* Begin Source records *

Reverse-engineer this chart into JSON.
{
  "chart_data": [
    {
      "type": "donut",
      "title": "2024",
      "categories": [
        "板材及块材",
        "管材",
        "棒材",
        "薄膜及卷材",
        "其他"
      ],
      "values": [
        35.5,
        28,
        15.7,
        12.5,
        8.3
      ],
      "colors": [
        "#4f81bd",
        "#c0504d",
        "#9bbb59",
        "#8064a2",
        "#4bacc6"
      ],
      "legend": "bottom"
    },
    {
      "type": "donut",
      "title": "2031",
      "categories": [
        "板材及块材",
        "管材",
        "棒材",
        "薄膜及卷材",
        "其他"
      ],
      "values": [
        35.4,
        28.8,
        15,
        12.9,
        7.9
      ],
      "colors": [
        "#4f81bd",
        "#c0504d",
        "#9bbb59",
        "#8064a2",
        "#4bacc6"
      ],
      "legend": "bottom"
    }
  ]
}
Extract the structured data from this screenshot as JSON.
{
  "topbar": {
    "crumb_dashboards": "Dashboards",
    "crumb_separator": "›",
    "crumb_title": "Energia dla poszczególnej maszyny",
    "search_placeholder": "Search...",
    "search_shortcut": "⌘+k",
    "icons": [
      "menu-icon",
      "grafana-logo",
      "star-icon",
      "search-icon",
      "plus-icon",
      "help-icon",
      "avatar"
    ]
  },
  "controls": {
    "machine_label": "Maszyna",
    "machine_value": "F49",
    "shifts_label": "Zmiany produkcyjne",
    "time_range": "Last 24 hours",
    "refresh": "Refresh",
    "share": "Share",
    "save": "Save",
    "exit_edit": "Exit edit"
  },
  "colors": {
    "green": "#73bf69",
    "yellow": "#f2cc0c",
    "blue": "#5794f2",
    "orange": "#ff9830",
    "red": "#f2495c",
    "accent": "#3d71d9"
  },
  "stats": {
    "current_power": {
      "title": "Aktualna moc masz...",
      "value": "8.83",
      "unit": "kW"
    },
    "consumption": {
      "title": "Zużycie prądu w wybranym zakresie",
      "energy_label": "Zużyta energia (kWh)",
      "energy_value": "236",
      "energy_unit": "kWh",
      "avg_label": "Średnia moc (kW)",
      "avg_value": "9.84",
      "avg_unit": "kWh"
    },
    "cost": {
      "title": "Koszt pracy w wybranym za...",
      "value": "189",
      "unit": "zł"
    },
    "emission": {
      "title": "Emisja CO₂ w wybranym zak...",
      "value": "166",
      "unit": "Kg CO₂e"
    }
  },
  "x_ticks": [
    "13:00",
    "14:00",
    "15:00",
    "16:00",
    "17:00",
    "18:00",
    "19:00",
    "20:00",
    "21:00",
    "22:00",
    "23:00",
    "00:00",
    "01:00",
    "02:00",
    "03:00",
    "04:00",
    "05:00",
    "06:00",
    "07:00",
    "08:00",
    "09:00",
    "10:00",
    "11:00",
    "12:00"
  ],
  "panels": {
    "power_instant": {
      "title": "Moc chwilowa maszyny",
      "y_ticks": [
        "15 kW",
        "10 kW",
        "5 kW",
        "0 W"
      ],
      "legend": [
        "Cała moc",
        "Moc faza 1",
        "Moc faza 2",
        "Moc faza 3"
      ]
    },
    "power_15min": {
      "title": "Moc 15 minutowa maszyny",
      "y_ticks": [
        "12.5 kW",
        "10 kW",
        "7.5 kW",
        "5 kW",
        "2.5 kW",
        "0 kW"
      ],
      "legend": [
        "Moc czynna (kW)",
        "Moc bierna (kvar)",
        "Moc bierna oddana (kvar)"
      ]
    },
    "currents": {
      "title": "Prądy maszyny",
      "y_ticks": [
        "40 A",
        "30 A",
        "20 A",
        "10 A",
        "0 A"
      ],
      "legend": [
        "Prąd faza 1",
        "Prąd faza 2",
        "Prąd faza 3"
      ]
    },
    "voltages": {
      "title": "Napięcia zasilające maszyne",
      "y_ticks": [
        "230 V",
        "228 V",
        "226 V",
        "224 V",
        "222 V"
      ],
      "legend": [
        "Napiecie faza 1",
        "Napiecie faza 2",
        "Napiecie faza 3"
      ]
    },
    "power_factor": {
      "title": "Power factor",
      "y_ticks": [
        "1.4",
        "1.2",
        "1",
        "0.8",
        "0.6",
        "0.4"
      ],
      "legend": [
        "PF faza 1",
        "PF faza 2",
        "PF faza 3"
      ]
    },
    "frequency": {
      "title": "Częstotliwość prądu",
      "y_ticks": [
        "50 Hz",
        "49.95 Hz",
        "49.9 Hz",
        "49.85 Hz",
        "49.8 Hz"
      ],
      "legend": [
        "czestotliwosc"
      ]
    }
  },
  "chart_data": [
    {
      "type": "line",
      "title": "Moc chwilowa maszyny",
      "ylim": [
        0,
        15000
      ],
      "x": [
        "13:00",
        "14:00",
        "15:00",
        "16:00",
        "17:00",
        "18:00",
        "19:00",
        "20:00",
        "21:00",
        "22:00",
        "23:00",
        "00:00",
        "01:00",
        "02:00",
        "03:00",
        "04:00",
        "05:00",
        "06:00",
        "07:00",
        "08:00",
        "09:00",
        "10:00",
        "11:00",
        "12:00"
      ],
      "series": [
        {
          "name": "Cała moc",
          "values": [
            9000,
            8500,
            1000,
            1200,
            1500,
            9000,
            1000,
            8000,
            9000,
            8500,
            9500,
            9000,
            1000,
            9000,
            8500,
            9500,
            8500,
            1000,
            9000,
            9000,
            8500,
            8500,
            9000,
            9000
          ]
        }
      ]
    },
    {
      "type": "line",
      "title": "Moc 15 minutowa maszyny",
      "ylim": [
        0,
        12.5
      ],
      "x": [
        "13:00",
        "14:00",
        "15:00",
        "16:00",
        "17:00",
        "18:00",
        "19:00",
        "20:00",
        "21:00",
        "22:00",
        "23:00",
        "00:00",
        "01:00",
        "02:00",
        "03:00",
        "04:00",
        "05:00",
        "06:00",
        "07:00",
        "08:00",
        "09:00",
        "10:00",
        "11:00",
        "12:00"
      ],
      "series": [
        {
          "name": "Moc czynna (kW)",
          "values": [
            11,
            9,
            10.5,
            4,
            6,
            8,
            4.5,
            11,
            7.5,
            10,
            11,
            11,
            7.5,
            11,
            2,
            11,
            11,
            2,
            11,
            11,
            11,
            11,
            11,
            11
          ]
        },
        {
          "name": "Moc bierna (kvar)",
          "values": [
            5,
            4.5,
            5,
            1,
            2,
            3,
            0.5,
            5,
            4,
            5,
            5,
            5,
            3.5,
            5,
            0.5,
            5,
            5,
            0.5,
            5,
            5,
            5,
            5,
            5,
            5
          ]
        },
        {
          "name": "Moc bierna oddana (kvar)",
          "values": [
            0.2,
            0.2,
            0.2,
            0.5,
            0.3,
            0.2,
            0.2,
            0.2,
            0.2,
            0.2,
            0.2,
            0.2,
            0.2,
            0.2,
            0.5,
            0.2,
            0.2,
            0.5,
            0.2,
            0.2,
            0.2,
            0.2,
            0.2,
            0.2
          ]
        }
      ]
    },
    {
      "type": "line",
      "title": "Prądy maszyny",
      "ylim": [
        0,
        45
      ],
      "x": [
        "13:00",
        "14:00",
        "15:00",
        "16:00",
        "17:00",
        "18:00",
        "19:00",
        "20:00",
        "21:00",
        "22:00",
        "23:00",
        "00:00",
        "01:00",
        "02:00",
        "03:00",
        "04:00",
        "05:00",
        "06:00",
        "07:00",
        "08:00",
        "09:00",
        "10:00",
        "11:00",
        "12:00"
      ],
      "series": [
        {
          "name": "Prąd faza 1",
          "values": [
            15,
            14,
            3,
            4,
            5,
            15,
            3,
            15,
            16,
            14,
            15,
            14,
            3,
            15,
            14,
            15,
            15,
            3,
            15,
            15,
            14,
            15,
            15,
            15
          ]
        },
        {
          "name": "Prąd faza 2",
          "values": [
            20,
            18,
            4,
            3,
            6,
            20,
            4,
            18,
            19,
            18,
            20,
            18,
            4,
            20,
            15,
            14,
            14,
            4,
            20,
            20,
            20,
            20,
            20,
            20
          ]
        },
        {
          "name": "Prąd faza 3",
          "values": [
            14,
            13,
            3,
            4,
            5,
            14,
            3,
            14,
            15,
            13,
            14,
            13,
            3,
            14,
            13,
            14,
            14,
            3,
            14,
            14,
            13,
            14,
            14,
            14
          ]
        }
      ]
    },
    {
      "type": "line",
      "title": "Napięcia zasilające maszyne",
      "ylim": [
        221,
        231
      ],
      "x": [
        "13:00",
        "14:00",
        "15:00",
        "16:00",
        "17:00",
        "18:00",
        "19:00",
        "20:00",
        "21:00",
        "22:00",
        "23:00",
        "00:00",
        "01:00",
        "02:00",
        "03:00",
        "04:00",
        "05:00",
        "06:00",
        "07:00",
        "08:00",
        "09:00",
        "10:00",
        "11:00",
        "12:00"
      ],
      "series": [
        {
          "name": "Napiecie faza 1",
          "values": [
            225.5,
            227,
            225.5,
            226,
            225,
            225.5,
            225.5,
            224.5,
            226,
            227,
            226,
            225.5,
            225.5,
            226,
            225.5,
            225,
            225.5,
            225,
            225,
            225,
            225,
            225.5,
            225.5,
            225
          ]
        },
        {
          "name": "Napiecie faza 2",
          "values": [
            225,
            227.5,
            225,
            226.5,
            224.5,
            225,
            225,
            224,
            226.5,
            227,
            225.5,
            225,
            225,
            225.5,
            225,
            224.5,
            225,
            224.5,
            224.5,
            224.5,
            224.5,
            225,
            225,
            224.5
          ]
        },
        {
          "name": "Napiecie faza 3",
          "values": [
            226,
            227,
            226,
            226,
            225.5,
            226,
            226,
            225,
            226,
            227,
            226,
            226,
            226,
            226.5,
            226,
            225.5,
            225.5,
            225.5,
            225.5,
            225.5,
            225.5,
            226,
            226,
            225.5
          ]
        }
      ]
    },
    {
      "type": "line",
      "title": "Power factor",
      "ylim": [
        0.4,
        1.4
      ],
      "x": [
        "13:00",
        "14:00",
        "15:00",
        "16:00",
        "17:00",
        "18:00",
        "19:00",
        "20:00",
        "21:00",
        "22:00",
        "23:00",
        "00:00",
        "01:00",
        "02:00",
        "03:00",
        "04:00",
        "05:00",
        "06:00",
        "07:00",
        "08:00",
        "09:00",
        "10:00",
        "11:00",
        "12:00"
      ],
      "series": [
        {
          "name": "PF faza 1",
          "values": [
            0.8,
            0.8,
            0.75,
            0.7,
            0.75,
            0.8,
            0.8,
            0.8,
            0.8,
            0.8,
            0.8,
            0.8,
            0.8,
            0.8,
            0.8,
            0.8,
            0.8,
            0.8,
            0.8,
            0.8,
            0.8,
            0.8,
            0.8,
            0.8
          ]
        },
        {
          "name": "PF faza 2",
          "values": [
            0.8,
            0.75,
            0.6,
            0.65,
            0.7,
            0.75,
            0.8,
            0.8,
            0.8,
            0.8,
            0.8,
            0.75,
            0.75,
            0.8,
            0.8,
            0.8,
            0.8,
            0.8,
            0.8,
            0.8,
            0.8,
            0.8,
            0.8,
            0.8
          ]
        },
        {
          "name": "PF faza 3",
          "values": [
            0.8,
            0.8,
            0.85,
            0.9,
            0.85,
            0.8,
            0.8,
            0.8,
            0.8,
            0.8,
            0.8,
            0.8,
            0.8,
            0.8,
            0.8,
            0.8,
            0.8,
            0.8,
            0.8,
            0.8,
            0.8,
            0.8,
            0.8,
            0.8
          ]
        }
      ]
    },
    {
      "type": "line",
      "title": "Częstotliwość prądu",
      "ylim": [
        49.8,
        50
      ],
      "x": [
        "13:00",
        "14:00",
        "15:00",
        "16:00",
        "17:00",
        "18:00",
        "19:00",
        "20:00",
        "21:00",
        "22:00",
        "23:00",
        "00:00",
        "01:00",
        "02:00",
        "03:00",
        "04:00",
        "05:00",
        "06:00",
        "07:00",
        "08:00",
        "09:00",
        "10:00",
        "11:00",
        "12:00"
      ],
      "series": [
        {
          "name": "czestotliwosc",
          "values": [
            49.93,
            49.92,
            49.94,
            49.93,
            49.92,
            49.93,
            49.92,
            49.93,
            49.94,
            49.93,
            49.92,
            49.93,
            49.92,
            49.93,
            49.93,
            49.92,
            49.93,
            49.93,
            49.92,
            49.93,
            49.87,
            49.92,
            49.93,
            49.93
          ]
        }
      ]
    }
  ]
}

* End Source records *

Exercise objective: From the entries above, pull out each line that includes "kvar".

Exercise answer:
        "Moc bierna (kvar)",
        "Moc bierna oddana (kvar)"
          "name": "Moc bierna (kvar)",
          "name": "Moc bierna oddana (kvar)",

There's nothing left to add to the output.